SHORT PROBLEM: What lines of the data hold the string "MLav"? Pull each one out.

SUPPLIED RECORDS:
═══

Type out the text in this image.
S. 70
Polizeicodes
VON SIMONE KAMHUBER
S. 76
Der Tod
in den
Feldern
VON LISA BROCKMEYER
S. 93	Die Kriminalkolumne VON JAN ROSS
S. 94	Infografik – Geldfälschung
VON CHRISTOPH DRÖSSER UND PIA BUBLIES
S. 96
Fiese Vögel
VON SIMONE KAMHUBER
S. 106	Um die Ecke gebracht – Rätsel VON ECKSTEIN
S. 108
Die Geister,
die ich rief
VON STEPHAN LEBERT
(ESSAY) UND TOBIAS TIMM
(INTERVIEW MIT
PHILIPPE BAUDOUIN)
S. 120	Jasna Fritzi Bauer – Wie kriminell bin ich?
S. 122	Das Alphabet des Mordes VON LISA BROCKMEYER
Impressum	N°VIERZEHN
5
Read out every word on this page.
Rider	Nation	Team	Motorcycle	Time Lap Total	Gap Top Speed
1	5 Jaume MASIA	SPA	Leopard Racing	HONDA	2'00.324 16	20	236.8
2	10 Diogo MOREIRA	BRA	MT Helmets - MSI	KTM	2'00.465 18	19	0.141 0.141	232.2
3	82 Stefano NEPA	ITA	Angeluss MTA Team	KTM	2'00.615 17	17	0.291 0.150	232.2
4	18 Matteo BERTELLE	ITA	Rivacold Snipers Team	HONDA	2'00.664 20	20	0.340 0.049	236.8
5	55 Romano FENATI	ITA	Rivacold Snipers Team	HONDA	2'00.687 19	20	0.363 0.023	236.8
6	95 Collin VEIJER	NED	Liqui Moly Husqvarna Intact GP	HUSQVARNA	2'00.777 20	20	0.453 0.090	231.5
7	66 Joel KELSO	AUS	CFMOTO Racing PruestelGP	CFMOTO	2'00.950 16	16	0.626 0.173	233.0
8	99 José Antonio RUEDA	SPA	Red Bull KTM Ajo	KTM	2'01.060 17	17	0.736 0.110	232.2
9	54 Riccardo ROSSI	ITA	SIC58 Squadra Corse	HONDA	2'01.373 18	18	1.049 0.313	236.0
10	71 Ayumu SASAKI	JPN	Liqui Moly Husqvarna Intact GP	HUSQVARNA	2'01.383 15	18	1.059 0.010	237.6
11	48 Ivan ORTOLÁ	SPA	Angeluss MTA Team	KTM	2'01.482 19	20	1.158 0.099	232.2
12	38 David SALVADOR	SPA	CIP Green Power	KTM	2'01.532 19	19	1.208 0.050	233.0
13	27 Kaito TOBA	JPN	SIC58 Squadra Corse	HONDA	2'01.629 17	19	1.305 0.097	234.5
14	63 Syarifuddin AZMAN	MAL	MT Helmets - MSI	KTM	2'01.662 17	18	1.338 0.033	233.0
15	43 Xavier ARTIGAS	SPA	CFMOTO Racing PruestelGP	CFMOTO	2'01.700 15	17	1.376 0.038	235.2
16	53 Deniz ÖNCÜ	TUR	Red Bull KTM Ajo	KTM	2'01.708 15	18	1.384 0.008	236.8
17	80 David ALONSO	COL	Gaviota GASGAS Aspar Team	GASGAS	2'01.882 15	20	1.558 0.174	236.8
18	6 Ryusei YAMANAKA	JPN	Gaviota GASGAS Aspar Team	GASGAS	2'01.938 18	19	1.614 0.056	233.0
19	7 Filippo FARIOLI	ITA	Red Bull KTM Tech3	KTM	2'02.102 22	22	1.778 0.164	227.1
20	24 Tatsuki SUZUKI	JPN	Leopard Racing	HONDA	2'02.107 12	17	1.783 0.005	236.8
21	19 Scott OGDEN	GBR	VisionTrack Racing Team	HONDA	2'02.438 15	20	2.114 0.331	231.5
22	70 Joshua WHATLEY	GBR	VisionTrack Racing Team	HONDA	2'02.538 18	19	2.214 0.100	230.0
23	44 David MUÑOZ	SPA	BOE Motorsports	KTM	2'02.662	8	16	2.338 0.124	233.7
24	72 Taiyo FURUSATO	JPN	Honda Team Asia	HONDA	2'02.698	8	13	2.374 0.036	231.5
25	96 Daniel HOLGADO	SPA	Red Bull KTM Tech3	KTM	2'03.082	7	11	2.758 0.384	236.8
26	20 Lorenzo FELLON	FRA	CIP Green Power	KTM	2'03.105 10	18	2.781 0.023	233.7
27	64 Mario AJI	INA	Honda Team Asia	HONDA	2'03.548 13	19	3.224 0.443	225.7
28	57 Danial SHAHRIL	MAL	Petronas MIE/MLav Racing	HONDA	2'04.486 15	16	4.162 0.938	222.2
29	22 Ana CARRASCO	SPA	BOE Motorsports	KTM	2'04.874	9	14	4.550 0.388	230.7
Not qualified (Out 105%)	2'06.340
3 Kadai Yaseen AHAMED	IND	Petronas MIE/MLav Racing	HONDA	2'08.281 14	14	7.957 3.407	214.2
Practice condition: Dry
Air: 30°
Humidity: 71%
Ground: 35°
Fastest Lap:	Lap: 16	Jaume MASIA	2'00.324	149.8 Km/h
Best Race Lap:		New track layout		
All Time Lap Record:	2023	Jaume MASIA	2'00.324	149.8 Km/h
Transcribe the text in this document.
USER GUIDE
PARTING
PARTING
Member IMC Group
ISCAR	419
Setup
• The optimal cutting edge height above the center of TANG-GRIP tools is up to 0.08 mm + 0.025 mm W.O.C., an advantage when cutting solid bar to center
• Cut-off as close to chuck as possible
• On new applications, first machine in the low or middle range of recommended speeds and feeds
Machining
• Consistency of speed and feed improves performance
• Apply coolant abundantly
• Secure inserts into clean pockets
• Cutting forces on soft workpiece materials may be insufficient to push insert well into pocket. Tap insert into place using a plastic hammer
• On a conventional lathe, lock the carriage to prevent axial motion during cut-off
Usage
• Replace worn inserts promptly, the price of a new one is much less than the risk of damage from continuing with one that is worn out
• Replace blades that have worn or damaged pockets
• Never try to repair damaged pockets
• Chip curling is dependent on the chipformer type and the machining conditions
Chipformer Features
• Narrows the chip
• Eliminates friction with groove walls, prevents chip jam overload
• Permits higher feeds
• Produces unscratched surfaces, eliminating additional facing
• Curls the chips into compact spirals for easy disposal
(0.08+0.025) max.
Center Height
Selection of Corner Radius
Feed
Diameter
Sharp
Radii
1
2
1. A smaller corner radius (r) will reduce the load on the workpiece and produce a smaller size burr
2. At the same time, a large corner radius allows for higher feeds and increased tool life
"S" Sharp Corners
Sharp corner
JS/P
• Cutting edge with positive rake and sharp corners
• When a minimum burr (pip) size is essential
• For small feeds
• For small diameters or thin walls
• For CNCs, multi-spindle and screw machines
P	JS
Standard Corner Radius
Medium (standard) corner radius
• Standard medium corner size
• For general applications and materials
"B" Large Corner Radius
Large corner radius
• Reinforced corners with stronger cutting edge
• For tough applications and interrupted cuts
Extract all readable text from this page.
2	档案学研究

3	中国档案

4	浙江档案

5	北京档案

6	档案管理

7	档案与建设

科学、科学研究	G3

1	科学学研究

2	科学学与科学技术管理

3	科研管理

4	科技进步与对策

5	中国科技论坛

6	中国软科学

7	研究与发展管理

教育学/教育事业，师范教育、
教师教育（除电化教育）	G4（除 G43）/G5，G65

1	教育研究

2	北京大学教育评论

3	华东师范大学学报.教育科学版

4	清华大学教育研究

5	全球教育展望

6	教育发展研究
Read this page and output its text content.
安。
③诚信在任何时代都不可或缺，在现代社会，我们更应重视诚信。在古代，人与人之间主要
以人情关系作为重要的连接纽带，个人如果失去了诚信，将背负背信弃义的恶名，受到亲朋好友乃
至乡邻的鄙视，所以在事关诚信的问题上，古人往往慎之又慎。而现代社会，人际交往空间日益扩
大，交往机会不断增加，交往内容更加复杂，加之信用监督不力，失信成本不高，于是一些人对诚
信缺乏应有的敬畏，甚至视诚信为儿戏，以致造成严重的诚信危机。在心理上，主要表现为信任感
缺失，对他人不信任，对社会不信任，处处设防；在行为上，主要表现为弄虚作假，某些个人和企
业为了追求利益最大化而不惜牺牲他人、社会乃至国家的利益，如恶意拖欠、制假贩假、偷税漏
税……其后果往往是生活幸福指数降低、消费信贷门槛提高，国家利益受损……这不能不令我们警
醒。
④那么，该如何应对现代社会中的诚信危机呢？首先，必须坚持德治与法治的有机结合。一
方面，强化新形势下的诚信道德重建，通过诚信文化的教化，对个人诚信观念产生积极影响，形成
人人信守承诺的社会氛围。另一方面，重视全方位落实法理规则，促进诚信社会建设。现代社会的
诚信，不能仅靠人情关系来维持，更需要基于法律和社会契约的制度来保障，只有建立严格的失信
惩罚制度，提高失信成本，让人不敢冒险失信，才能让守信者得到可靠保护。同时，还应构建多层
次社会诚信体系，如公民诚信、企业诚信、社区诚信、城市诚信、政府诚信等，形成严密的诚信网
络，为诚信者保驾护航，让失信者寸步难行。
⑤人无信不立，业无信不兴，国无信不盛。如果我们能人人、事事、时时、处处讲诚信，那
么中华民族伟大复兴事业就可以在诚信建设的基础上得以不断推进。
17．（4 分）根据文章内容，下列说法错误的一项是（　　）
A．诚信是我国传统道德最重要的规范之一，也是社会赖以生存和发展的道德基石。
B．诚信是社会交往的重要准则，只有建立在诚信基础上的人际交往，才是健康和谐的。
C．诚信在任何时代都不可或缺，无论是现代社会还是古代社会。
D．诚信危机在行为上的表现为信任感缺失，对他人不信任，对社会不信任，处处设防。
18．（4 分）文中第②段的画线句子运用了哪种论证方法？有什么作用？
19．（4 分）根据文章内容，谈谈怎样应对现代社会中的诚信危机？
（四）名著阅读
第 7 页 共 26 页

═══

EXERCISE RESULT:
28	57 Danial SHAHRIL	MAL	Petronas MIE/MLav Racing	HONDA	2'04.486 15	16	4.162 0.938	222.2
3 Kadai Yaseen AHAMED	IND	Petronas MIE/MLav Racing	HONDA	2'08.281 14	14	7.957 3.407	214.2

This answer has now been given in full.